## TASK DIRECTIONS
Every entry that follows should be repeated exactly; drop the images.
— Start MATERIAL —
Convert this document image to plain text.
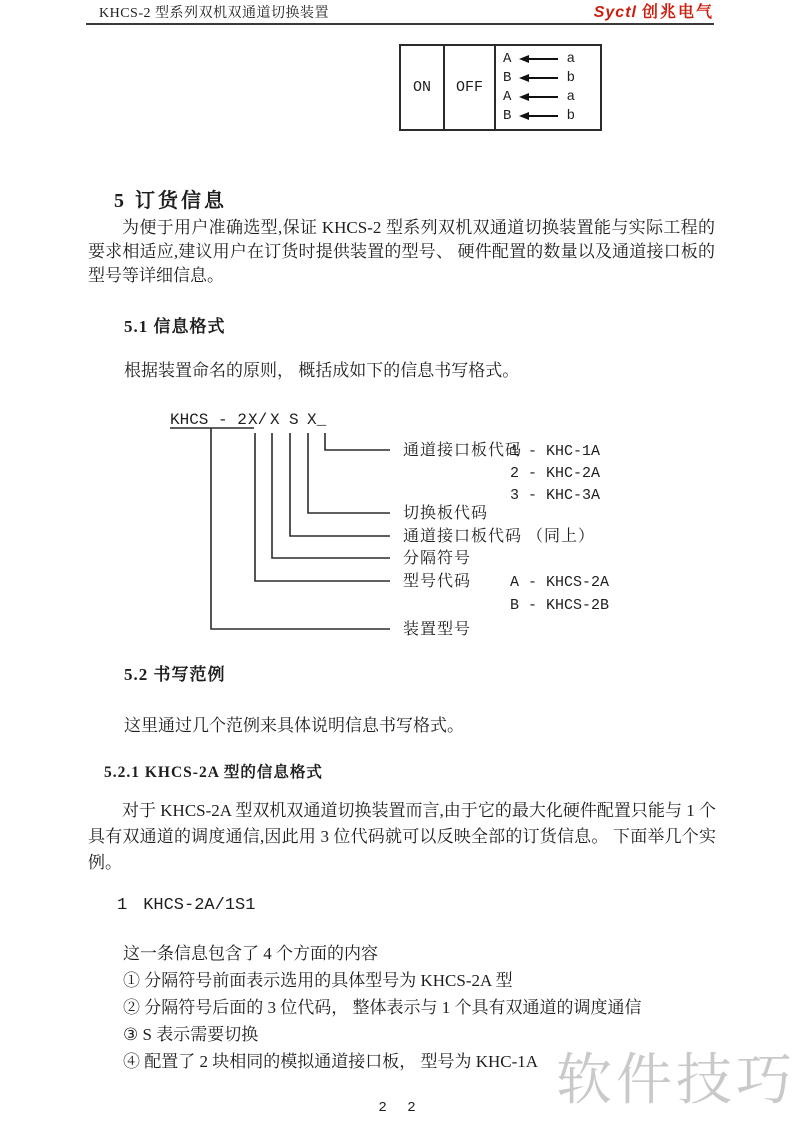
KHCS-2 型系列双机双通道切换装置	Syctl 创兆电气
ON	OFF
A	a
B	b
A	a
B	b
5 订货信息
为便于用户准确选型,保证 KHCS-2 型系列双机双通道切换装置能与实际工程的要求相适应,建议用户在订货时提供装置的型号、 硬件配置的数量以及通道接口板的型号等详细信息。
5.1 信息格式
根据装置命名的原则， 概括成如下的信息书写格式。
KHCS - 2 X/ X S X_
通道接口板代码
1 - KHC-1A
2 - KHC-2A
3 - KHC-3A
切换板代码
通道接口板代码 （同上）
分隔符号
型号代码	A - KHCS-2A
B - KHCS-2B
装置型号
5.2 书写范例
这里通过几个范例来具体说明信息书写格式。
5.2.1 KHCS-2A 型的信息格式
对于 KHCS-2A 型双机双通道切换装置而言,由于它的最大化硬件配置只能与 1 个具有双通道的调度通信,因此用 3 位代码就可以反映全部的订货信息。 下面举几个实例。
1 KHCS-2A/1S1
这一条信息包含了 4 个方面的内容
① 分隔符号前面表示选用的具体型号为 KHCS-2A 型
② 分隔符号后面的 3 位代码， 整体表示与 1 个具有双通道的调度通信
③ S 表示需要切换
④ 配置了 2 块相同的模拟通道接口板， 型号为 KHC-1A 软件技巧
2 2
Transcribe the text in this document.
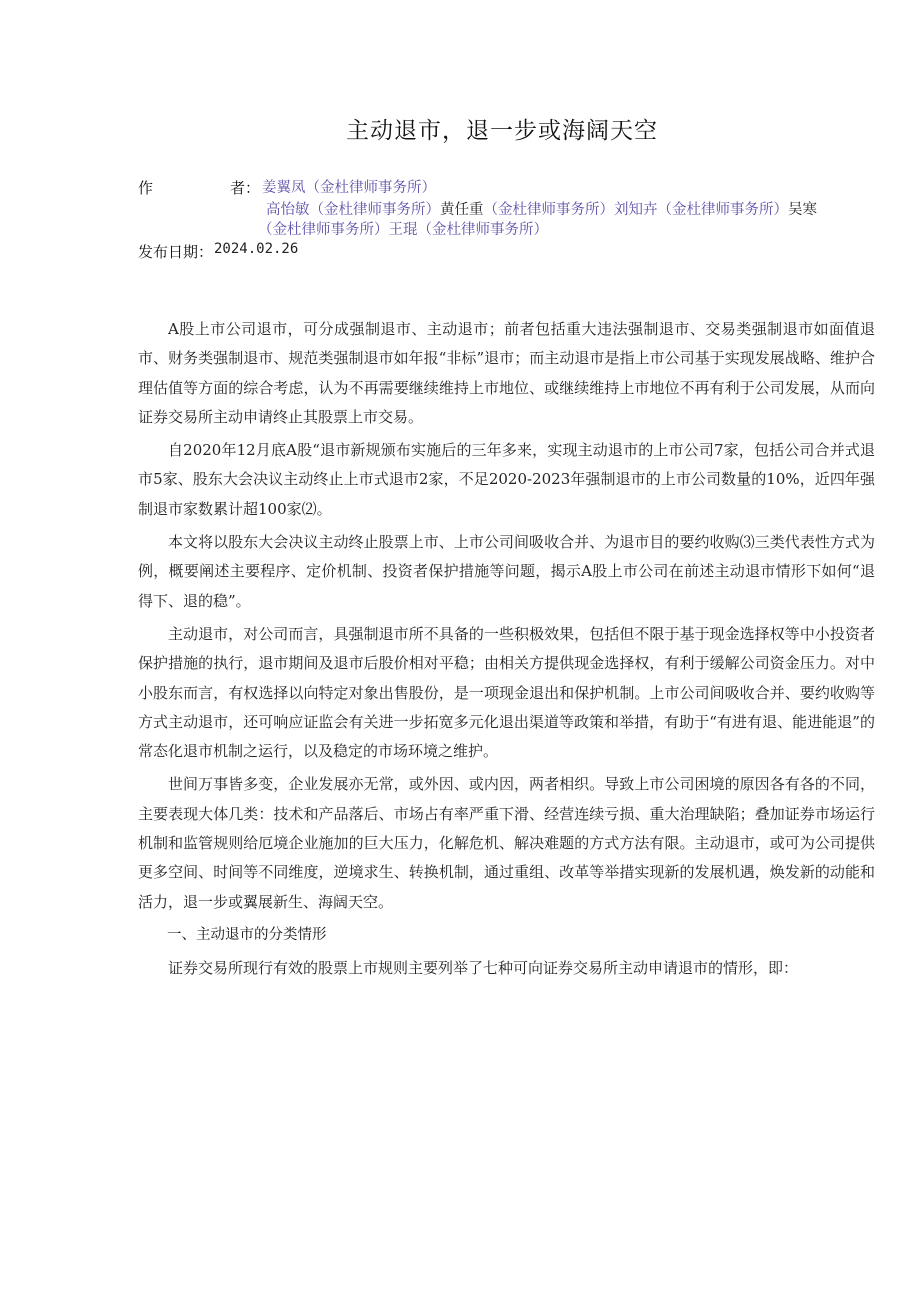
主动退市，退一步或海阔天空
作	者： 姜翼凤（金杜律师事务所）
高怡敏（金杜律师事务所）黄任重（金杜律师事务所）刘知卉（金杜律师事务所）吴寒
（金杜律师事务所）王琨（金杜律师事务所）
发布日期： 2024.02.26

A股上市公司退市，可分成强制退市、主动退市；前者包括重大违法强制退市、交易类强制退市如面值退市、财务类强制退市、规范类强制退市如年报“非标”退市；而主动退市是指上市公司基于实现发展战略、维护合理估值等方面的综合考虑，认为不再需要继续维持上市地位、或继续维持上市地位不再有利于公司发展，从而向证券交易所主动申请终止其股票上市交易。

自2020年12月底A股“退市新规颁布实施后的三年多来，实现主动退市的上市公司7家，包括公司合并式退市5家、股东大会决议主动终止上市式退市2家，不足2020-2023年强制退市的上市公司数量的10%，近四年强制退市家数累计超100家⑵。

本文将以股东大会决议主动终止股票上市、上市公司间吸收合并、为退市目的要约收购⑶三类代表性方式为例，概要阐述主要程序、定价机制、投资者保护措施等问题，揭示A股上市公司在前述主动退市情形下如何“退得下、退的稳”。

主动退市，对公司而言，具强制退市所不具备的一些积极效果，包括但不限于基于现金选择权等中小投资者保护措施的执行，退市期间及退市后股价相对平稳；由相关方提供现金选择权，有利于缓解公司资金压力。对中小股东而言，有权选择以向特定对象出售股份，是一项现金退出和保护机制。上市公司间吸收合并、要约收购等方式主动退市，还可响应证监会有关进一步拓宽多元化退出渠道等政策和举措，有助于“有进有退、能进能退”的常态化退市机制之运行，以及稳定的市场环境之维护。

世间万事皆多变，企业发展亦无常，或外因、或内因，两者相织。导致上市公司困境的原因各有各的不同，主要表现大体几类：技术和产品落后、市场占有率严重下滑、经营连续亏损、重大治理缺陷；叠加证券市场运行机制和监管规则给厄境企业施加的巨大压力，化解危机、解决难题的方式方法有限。主动退市，或可为公司提供更多空间、时间等不同维度，逆境求生、转换机制，通过重组、改革等举措实现新的发展机遇，焕发新的动能和活力，退一步或翼展新生、海阔天空。

一、主动退市的分类情形

证券交易所现行有效的股票上市规则主要列举了七种可向证券交易所主动申请退市的情形，即：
— End MATERIAL —
## THE COMPLETED TASK
Convert this document image to plain text.
KHCS-2 型系列双机双通道切换装置	Syctl 创兆电气
ON	OFF
A	a
B	b
A	a
B	b
5 订货信息
为便于用户准确选型,保证 KHCS-2 型系列双机双通道切换装置能与实际工程的要求相适应,建议用户在订货时提供装置的型号、 硬件配置的数量以及通道接口板的型号等详细信息。
5.1 信息格式
根据装置命名的原则， 概括成如下的信息书写格式。
KHCS - 2 X/ X S X_
通道接口板代码
1 - KHC-1A
2 - KHC-2A
3 - KHC-3A
切换板代码
通道接口板代码 （同上）
分隔符号
型号代码	A - KHCS-2A
B - KHCS-2B
装置型号
5.2 书写范例
这里通过几个范例来具体说明信息书写格式。
5.2.1 KHCS-2A 型的信息格式
对于 KHCS-2A 型双机双通道切换装置而言,由于它的最大化硬件配置只能与 1 个具有双通道的调度通信,因此用 3 位代码就可以反映全部的订货信息。 下面举几个实例。
1 KHCS-2A/1S1
这一条信息包含了 4 个方面的内容
① 分隔符号前面表示选用的具体型号为 KHCS-2A 型
② 分隔符号后面的 3 位代码， 整体表示与 1 个具有双通道的调度通信
③ S 表示需要切换
④ 配置了 2 块相同的模拟通道接口板， 型号为 KHC-1A 软件技巧
2 2
Transcribe the text in this document.
主动退市，退一步或海阔天空
作	者： 姜翼凤（金杜律师事务所）
高怡敏（金杜律师事务所）黄任重（金杜律师事务所）刘知卉（金杜律师事务所）吴寒
（金杜律师事务所）王琨（金杜律师事务所）
发布日期： 2024.02.26

A股上市公司退市，可分成强制退市、主动退市；前者包括重大违法强制退市、交易类强制退市如面值退市、财务类强制退市、规范类强制退市如年报“非标”退市；而主动退市是指上市公司基于实现发展战略、维护合理估值等方面的综合考虑，认为不再需要继续维持上市地位、或继续维持上市地位不再有利于公司发展，从而向证券交易所主动申请终止其股票上市交易。

自2020年12月底A股“退市新规颁布实施后的三年多来，实现主动退市的上市公司7家，包括公司合并式退市5家、股东大会决议主动终止上市式退市2家，不足2020-2023年强制退市的上市公司数量的10%，近四年强制退市家数累计超100家⑵。

本文将以股东大会决议主动终止股票上市、上市公司间吸收合并、为退市目的要约收购⑶三类代表性方式为例，概要阐述主要程序、定价机制、投资者保护措施等问题，揭示A股上市公司在前述主动退市情形下如何“退得下、退的稳”。

主动退市，对公司而言，具强制退市所不具备的一些积极效果，包括但不限于基于现金选择权等中小投资者保护措施的执行，退市期间及退市后股价相对平稳；由相关方提供现金选择权，有利于缓解公司资金压力。对中小股东而言，有权选择以向特定对象出售股份，是一项现金退出和保护机制。上市公司间吸收合并、要约收购等方式主动退市，还可响应证监会有关进一步拓宽多元化退出渠道等政策和举措，有助于“有进有退、能进能退”的常态化退市机制之运行，以及稳定的市场环境之维护。

世间万事皆多变，企业发展亦无常，或外因、或内因，两者相织。导致上市公司困境的原因各有各的不同，主要表现大体几类：技术和产品落后、市场占有率严重下滑、经营连续亏损、重大治理缺陷；叠加证券市场运行机制和监管规则给厄境企业施加的巨大压力，化解危机、解决难题的方式方法有限。主动退市，或可为公司提供更多空间、时间等不同维度，逆境求生、转换机制，通过重组、改革等举措实现新的发展机遇，焕发新的动能和活力，退一步或翼展新生、海阔天空。

一、主动退市的分类情形

证券交易所现行有效的股票上市规则主要列举了七种可向证券交易所主动申请退市的情形，即：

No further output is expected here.